Segment Open
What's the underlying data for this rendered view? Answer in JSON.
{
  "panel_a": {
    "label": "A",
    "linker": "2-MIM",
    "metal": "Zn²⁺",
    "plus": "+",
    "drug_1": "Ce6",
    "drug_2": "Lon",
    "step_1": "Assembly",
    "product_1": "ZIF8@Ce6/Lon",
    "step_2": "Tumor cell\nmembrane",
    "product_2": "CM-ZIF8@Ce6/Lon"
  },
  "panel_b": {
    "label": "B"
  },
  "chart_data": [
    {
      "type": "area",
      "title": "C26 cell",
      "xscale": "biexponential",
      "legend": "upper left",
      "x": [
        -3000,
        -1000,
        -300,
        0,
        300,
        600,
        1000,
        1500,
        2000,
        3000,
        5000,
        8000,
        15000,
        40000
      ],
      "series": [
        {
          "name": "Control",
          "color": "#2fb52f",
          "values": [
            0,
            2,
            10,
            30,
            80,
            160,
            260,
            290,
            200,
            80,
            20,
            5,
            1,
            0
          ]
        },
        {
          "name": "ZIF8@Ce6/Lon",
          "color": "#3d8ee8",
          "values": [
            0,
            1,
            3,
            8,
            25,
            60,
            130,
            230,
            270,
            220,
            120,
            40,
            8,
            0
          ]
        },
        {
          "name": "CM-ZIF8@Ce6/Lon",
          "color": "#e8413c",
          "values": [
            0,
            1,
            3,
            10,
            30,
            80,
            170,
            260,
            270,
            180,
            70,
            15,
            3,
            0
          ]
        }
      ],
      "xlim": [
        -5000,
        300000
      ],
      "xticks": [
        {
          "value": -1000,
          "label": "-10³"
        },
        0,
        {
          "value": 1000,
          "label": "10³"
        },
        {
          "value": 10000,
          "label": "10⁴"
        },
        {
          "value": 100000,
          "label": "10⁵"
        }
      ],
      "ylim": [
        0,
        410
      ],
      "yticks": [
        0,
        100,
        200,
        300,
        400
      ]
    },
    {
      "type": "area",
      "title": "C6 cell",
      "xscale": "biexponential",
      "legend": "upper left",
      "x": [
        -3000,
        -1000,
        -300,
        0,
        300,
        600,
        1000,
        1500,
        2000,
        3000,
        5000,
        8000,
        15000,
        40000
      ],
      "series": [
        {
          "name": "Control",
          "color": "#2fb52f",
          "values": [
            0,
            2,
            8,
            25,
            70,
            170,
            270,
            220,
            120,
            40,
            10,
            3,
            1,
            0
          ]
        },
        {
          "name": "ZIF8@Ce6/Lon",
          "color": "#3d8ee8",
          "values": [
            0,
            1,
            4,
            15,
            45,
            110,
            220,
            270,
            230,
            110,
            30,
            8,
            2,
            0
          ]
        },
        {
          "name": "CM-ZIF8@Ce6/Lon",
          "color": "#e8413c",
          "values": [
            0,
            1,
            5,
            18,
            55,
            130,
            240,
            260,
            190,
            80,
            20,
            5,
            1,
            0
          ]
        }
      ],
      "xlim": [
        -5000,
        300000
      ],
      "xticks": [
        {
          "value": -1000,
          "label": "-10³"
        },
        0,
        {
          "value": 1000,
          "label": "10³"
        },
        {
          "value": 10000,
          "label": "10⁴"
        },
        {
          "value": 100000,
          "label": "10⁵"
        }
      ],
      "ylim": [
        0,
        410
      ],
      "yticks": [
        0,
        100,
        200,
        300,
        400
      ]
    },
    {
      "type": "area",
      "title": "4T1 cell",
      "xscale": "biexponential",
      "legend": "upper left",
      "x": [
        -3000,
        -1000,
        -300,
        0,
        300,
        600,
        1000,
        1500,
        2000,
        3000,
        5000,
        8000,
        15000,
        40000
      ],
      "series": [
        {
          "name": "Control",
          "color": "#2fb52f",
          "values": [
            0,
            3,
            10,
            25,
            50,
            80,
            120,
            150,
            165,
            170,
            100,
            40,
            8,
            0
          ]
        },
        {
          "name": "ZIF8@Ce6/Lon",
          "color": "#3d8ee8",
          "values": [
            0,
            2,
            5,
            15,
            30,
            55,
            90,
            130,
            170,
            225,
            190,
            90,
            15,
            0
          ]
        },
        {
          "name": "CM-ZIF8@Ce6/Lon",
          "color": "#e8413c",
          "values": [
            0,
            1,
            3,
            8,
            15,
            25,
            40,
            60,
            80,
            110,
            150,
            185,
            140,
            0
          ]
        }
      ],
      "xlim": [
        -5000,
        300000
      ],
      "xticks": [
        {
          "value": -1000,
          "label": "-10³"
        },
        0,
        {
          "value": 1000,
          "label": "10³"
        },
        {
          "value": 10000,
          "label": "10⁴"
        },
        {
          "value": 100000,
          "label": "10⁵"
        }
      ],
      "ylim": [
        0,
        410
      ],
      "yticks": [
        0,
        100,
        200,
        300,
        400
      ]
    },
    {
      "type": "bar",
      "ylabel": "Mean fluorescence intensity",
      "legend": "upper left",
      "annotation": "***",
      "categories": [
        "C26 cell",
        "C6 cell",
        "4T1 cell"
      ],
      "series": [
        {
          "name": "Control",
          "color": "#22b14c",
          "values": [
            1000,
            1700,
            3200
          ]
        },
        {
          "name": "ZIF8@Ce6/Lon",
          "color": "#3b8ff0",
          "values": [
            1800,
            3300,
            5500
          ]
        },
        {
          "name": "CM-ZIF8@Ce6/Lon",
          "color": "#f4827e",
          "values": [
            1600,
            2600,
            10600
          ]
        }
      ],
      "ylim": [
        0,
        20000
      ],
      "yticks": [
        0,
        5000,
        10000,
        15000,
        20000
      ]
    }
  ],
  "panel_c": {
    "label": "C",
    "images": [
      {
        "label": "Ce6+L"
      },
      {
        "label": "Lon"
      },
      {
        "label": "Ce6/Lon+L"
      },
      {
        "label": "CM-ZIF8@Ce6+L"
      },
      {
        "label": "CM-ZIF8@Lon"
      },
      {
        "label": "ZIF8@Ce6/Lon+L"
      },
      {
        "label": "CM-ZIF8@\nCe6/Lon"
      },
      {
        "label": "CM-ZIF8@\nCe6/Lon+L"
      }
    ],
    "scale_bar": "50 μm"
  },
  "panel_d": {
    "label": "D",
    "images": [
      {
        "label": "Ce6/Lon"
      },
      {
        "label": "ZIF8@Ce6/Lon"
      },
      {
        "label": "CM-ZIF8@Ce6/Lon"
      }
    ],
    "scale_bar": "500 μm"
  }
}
Segment Closed
**ASSIGNMENT:**
From the first line to the last, retype the data exactly.

**COMPLETED TASK:**
What's the underlying data for this rendered view? Answer in JSON.
{
  "panel_a": {
    "label": "A",
    "linker": "2-MIM",
    "metal": "Zn²⁺",
    "plus": "+",
    "drug_1": "Ce6",
    "drug_2": "Lon",
    "step_1": "Assembly",
    "product_1": "ZIF8@Ce6/Lon",
    "step_2": "Tumor cell\nmembrane",
    "product_2": "CM-ZIF8@Ce6/Lon"
  },
  "panel_b": {
    "label": "B"
  },
  "chart_data": [
    {
      "type": "area",
      "title": "C26 cell",
      "xscale": "biexponential",
      "legend": "upper left",
      "x": [
        -3000,
        -1000,
        -300,
        0,
        300,
        600,
        1000,
        1500,
        2000,
        3000,
        5000,
        8000,
        15000,
        40000
      ],
      "series": [
        {
          "name": "Control",
          "color": "#2fb52f",
          "values": [
            0,
            2,
            10,
            30,
            80,
            160,
            260,
            290,
            200,
            80,
            20,
            5,
            1,
            0
          ]
        },
        {
          "name": "ZIF8@Ce6/Lon",
          "color": "#3d8ee8",
          "values": [
            0,
            1,
            3,
            8,
            25,
            60,
            130,
            230,
            270,
            220,
            120,
            40,
            8,
            0
          ]
        },
        {
          "name": "CM-ZIF8@Ce6/Lon",
          "color": "#e8413c",
          "values": [
            0,
            1,
            3,
            10,
            30,
            80,
            170,
            260,
            270,
            180,
            70,
            15,
            3,
            0
          ]
        }
      ],
      "xlim": [
        -5000,
        300000
      ],
      "xticks": [
        {
          "value": -1000,
          "label": "-10³"
        },
        0,
        {
          "value": 1000,
          "label": "10³"
        },
        {
          "value": 10000,
          "label": "10⁴"
        },
        {
          "value": 100000,
          "label": "10⁵"
        }
      ],
      "ylim": [
        0,
        410
      ],
      "yticks": [
        0,
        100,
        200,
        300,
        400
      ]
    },
    {
      "type": "area",
      "title": "C6 cell",
      "xscale": "biexponential",
      "legend": "upper left",
      "x": [
        -3000,
        -1000,
        -300,
        0,
        300,
        600,
        1000,
        1500,
        2000,
        3000,
        5000,
        8000,
        15000,
        40000
      ],
      "series": [
        {
          "name": "Control",
          "color": "#2fb52f",
          "values": [
            0,
            2,
            8,
            25,
            70,
            170,
            270,
            220,
            120,
            40,
            10,
            3,
            1,
            0
          ]
        },
        {
          "name": "ZIF8@Ce6/Lon",
          "color": "#3d8ee8",
          "values": [
            0,
            1,
            4,
            15,
            45,
            110,
            220,
            270,
            230,
            110,
            30,
            8,
            2,
            0
          ]
        },
        {
          "name": "CM-ZIF8@Ce6/Lon",
          "color": "#e8413c",
          "values": [
            0,
            1,
            5,
            18,
            55,
            130,
            240,
            260,
            190,
            80,
            20,
            5,
            1,
            0
          ]
        }
      ],
      "xlim": [
        -5000,
        300000
      ],
      "xticks": [
        {
          "value": -1000,
          "label": "-10³"
        },
        0,
        {
          "value": 1000,
          "label": "10³"
        },
        {
          "value": 10000,
          "label": "10⁴"
        },
        {
          "value": 100000,
          "label": "10⁵"
        }
      ],
      "ylim": [
        0,
        410
      ],
      "yticks": [
        0,
        100,
        200,
        300,
        400
      ]
    },
    {
      "type": "area",
      "title": "4T1 cell",
      "xscale": "biexponential",
      "legend": "upper left",
      "x": [
        -3000,
        -1000,
        -300,
        0,
        300,
        600,
        1000,
        1500,
        2000,
        3000,
        5000,
        8000,
        15000,
        40000
      ],
      "series": [
        {
          "name": "Control",
          "color": "#2fb52f",
          "values": [
            0,
            3,
            10,
            25,
            50,
            80,
            120,
            150,
            165,
            170,
            100,
            40,
            8,
            0
          ]
        },
        {
          "name": "ZIF8@Ce6/Lon",
          "color": "#3d8ee8",
          "values": [
            0,
            2,
            5,
            15,
            30,
            55,
            90,
            130,
            170,
            225,
            190,
            90,
            15,
            0
          ]
        },
        {
          "name": "CM-ZIF8@Ce6/Lon",
          "color": "#e8413c",
          "values": [
            0,
            1,
            3,
            8,
            15,
            25,
            40,
            60,
            80,
            110,
            150,
            185,
            140,
            0
          ]
        }
      ],
      "xlim": [
        -5000,
        300000
      ],
      "xticks": [
        {
          "value": -1000,
          "label": "-10³"
        },
        0,
        {
          "value": 1000,
          "label": "10³"
        },
        {
          "value": 10000,
          "label": "10⁴"
        },
        {
          "value": 100000,
          "label": "10⁵"
        }
      ],
      "ylim": [
        0,
        410
      ],
      "yticks": [
        0,
        100,
        200,
        300,
        400
      ]
    },
    {
      "type": "bar",
      "ylabel": "Mean fluorescence intensity",
      "legend": "upper left",
      "annotation": "***",
      "categories": [
        "C26 cell",
        "C6 cell",
        "4T1 cell"
      ],
      "series": [
        {
          "name": "Control",
          "color": "#22b14c",
          "values": [
            1000,
            1700,
            3200
          ]
        },
        {
          "name": "ZIF8@Ce6/Lon",
          "color": "#3b8ff0",
          "values": [
            1800,
            3300,
            5500
          ]
        },
        {
          "name": "CM-ZIF8@Ce6/Lon",
          "color": "#f4827e",
          "values": [
            1600,
            2600,
            10600
          ]
        }
      ],
      "ylim": [
        0,
        20000
      ],
      "yticks": [
        0,
        5000,
        10000,
        15000,
        20000
      ]
    }
  ],
  "panel_c": {
    "label": "C",
    "images": [
      {
        "label": "Ce6+L"
      },
      {
        "label": "Lon"
      },
      {
        "label": "Ce6/Lon+L"
      },
      {
        "label": "CM-ZIF8@Ce6+L"
      },
      {
        "label": "CM-ZIF8@Lon"
      },
      {
        "label": "ZIF8@Ce6/Lon+L"
      },
      {
        "label": "CM-ZIF8@\nCe6/Lon"
      },
      {
        "label": "CM-ZIF8@\nCe6/Lon+L"
      }
    ],
    "scale_bar": "50 μm"
  },
  "panel_d": {
    "label": "D",
    "images": [
      {
        "label": "Ce6/Lon"
      },
      {
        "label": "ZIF8@Ce6/Lon"
      },
      {
        "label": "CM-ZIF8@Ce6/Lon"
      }
    ],
    "scale_bar": "500 μm"
  }
}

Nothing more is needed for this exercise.